OBJECTIVE
Every record below should be printed exactly as it appears.

Dataset items:
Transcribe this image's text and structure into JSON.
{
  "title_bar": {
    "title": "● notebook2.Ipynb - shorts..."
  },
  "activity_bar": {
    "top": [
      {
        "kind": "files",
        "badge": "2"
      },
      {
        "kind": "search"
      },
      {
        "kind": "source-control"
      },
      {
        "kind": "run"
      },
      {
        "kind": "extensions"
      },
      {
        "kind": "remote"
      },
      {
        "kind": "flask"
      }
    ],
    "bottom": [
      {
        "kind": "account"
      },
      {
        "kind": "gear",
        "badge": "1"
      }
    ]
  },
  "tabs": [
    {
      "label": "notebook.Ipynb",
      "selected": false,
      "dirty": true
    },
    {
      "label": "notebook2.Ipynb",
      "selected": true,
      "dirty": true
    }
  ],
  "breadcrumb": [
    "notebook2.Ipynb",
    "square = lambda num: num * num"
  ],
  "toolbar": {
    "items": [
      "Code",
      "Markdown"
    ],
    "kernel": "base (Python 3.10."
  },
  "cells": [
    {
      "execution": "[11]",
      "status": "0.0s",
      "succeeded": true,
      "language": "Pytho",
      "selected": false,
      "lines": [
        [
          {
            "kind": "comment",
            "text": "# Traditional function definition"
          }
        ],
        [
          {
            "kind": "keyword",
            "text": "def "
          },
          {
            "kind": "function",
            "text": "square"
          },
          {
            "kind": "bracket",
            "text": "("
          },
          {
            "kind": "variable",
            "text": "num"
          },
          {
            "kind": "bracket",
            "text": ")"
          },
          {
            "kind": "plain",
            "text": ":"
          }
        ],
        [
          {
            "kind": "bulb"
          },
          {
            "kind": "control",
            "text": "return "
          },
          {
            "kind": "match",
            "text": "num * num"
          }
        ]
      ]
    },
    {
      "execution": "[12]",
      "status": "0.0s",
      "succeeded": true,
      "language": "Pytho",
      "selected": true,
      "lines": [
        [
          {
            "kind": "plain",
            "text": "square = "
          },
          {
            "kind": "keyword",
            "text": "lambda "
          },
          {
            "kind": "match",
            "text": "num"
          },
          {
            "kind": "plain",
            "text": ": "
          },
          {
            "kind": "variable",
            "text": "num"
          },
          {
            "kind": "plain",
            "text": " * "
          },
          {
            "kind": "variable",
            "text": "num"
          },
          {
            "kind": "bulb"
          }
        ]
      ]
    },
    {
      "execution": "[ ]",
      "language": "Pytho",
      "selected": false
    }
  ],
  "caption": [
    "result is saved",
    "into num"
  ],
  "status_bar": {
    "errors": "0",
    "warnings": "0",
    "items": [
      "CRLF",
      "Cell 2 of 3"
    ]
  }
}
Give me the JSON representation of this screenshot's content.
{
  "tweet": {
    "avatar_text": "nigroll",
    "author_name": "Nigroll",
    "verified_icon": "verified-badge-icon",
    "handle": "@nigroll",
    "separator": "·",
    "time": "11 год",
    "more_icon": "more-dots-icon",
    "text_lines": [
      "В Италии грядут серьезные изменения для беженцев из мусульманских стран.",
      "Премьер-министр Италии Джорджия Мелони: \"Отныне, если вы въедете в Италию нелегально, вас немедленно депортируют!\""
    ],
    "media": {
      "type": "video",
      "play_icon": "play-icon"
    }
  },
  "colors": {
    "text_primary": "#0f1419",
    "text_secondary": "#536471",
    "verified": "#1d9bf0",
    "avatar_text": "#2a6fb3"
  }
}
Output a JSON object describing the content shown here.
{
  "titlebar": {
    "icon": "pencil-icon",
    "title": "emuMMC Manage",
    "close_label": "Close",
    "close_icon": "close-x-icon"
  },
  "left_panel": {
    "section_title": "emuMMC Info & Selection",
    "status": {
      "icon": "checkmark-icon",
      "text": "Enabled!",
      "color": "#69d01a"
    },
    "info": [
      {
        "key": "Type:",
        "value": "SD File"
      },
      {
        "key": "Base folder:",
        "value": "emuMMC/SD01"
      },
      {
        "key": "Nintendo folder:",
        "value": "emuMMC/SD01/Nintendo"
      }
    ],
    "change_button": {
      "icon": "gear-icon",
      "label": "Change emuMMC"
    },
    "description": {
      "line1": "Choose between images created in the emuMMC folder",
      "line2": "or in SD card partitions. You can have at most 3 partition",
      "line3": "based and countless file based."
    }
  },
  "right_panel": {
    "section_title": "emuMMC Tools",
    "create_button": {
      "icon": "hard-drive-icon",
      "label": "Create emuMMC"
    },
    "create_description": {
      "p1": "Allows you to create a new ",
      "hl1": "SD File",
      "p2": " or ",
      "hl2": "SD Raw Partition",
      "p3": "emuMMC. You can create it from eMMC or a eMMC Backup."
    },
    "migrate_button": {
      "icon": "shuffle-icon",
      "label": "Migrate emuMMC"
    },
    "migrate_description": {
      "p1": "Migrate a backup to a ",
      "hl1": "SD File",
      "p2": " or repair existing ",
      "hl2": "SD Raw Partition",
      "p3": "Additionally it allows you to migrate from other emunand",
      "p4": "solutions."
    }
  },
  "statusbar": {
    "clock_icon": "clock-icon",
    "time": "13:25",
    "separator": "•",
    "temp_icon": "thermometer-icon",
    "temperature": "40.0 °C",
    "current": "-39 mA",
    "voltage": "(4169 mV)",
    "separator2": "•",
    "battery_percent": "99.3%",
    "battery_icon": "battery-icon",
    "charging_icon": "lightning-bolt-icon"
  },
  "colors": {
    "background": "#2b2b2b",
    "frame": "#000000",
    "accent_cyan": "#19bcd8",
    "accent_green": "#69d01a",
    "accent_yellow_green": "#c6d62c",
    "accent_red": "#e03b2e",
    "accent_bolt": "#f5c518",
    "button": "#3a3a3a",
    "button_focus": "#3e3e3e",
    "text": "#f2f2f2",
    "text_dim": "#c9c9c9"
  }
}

EXPECTED OUTPUT
Transcribe this image's text and structure into JSON.
{
  "title_bar": {
    "title": "● notebook2.Ipynb - shorts..."
  },
  "activity_bar": {
    "top": [
      {
        "kind": "files",
        "badge": "2"
      },
      {
        "kind": "search"
      },
      {
        "kind": "source-control"
      },
      {
        "kind": "run"
      },
      {
        "kind": "extensions"
      },
      {
        "kind": "remote"
      },
      {
        "kind": "flask"
      }
    ],
    "bottom": [
      {
        "kind": "account"
      },
      {
        "kind": "gear",
        "badge": "1"
      }
    ]
  },
  "tabs": [
    {
      "label": "notebook.Ipynb",
      "selected": false,
      "dirty": true
    },
    {
      "label": "notebook2.Ipynb",
      "selected": true,
      "dirty": true
    }
  ],
  "breadcrumb": [
    "notebook2.Ipynb",
    "square = lambda num: num * num"
  ],
  "toolbar": {
    "items": [
      "Code",
      "Markdown"
    ],
    "kernel": "base (Python 3.10."
  },
  "cells": [
    {
      "execution": "[11]",
      "status": "0.0s",
      "succeeded": true,
      "language": "Pytho",
      "selected": false,
      "lines": [
        [
          {
            "kind": "comment",
            "text": "# Traditional function definition"
          }
        ],
        [
          {
            "kind": "keyword",
            "text": "def "
          },
          {
            "kind": "function",
            "text": "square"
          },
          {
            "kind": "bracket",
            "text": "("
          },
          {
            "kind": "variable",
            "text": "num"
          },
          {
            "kind": "bracket",
            "text": ")"
          },
          {
            "kind": "plain",
            "text": ":"
          }
        ],
        [
          {
            "kind": "bulb"
          },
          {
            "kind": "control",
            "text": "return "
          },
          {
            "kind": "match",
            "text": "num * num"
          }
        ]
      ]
    },
    {
      "execution": "[12]",
      "status": "0.0s",
      "succeeded": true,
      "language": "Pytho",
      "selected": true,
      "lines": [
        [
          {
            "kind": "plain",
            "text": "square = "
          },
          {
            "kind": "keyword",
            "text": "lambda "
          },
          {
            "kind": "match",
            "text": "num"
          },
          {
            "kind": "plain",
            "text": ": "
          },
          {
            "kind": "variable",
            "text": "num"
          },
          {
            "kind": "plain",
            "text": " * "
          },
          {
            "kind": "variable",
            "text": "num"
          },
          {
            "kind": "bulb"
          }
        ]
      ]
    },
    {
      "execution": "[ ]",
      "language": "Pytho",
      "selected": false
    }
  ],
  "caption": [
    "result is saved",
    "into num"
  ],
  "status_bar": {
    "errors": "0",
    "warnings": "0",
    "items": [
      "CRLF",
      "Cell 2 of 3"
    ]
  }
}
Give me the JSON representation of this screenshot's content.
{
  "tweet": {
    "avatar_text": "nigroll",
    "author_name": "Nigroll",
    "verified_icon": "verified-badge-icon",
    "handle": "@nigroll",
    "separator": "·",
    "time": "11 год",
    "more_icon": "more-dots-icon",
    "text_lines": [
      "В Италии грядут серьезные изменения для беженцев из мусульманских стран.",
      "Премьер-министр Италии Джорджия Мелони: \"Отныне, если вы въедете в Италию нелегально, вас немедленно депортируют!\""
    ],
    "media": {
      "type": "video",
      "play_icon": "play-icon"
    }
  },
  "colors": {
    "text_primary": "#0f1419",
    "text_secondary": "#536471",
    "verified": "#1d9bf0",
    "avatar_text": "#2a6fb3"
  }
}
Output a JSON object describing the content shown here.
{
  "titlebar": {
    "icon": "pencil-icon",
    "title": "emuMMC Manage",
    "close_label": "Close",
    "close_icon": "close-x-icon"
  },
  "left_panel": {
    "section_title": "emuMMC Info & Selection",
    "status": {
      "icon": "checkmark-icon",
      "text": "Enabled!",
      "color": "#69d01a"
    },
    "info": [
      {
        "key": "Type:",
        "value": "SD File"
      },
      {
        "key": "Base folder:",
        "value": "emuMMC/SD01"
      },
      {
        "key": "Nintendo folder:",
        "value": "emuMMC/SD01/Nintendo"
      }
    ],
    "change_button": {
      "icon": "gear-icon",
      "label": "Change emuMMC"
    },
    "description": {
      "line1": "Choose between images created in the emuMMC folder",
      "line2": "or in SD card partitions. You can have at most 3 partition",
      "line3": "based and countless file based."
    }
  },
  "right_panel": {
    "section_title": "emuMMC Tools",
    "create_button": {
      "icon": "hard-drive-icon",
      "label": "Create emuMMC"
    },
    "create_description": {
      "p1": "Allows you to create a new ",
      "hl1": "SD File",
      "p2": " or ",
      "hl2": "SD Raw Partition",
      "p3": "emuMMC. You can create it from eMMC or a eMMC Backup."
    },
    "migrate_button": {
      "icon": "shuffle-icon",
      "label": "Migrate emuMMC"
    },
    "migrate_description": {
      "p1": "Migrate a backup to a ",
      "hl1": "SD File",
      "p2": " or repair existing ",
      "hl2": "SD Raw Partition",
      "p3": "Additionally it allows you to migrate from other emunand",
      "p4": "solutions."
    }
  },
  "statusbar": {
    "clock_icon": "clock-icon",
    "time": "13:25",
    "separator": "•",
    "temp_icon": "thermometer-icon",
    "temperature": "40.0 °C",
    "current": "-39 mA",
    "voltage": "(4169 mV)",
    "separator2": "•",
    "battery_percent": "99.3%",
    "battery_icon": "battery-icon",
    "charging_icon": "lightning-bolt-icon"
  },
  "colors": {
    "background": "#2b2b2b",
    "frame": "#000000",
    "accent_cyan": "#19bcd8",
    "accent_green": "#69d01a",
    "accent_yellow_green": "#c6d62c",
    "accent_red": "#e03b2e",
    "accent_bolt": "#f5c518",
    "button": "#3a3a3a",
    "button_focus": "#3e3e3e",
    "text": "#f2f2f2",
    "text_dim": "#c9c9c9"
  }
}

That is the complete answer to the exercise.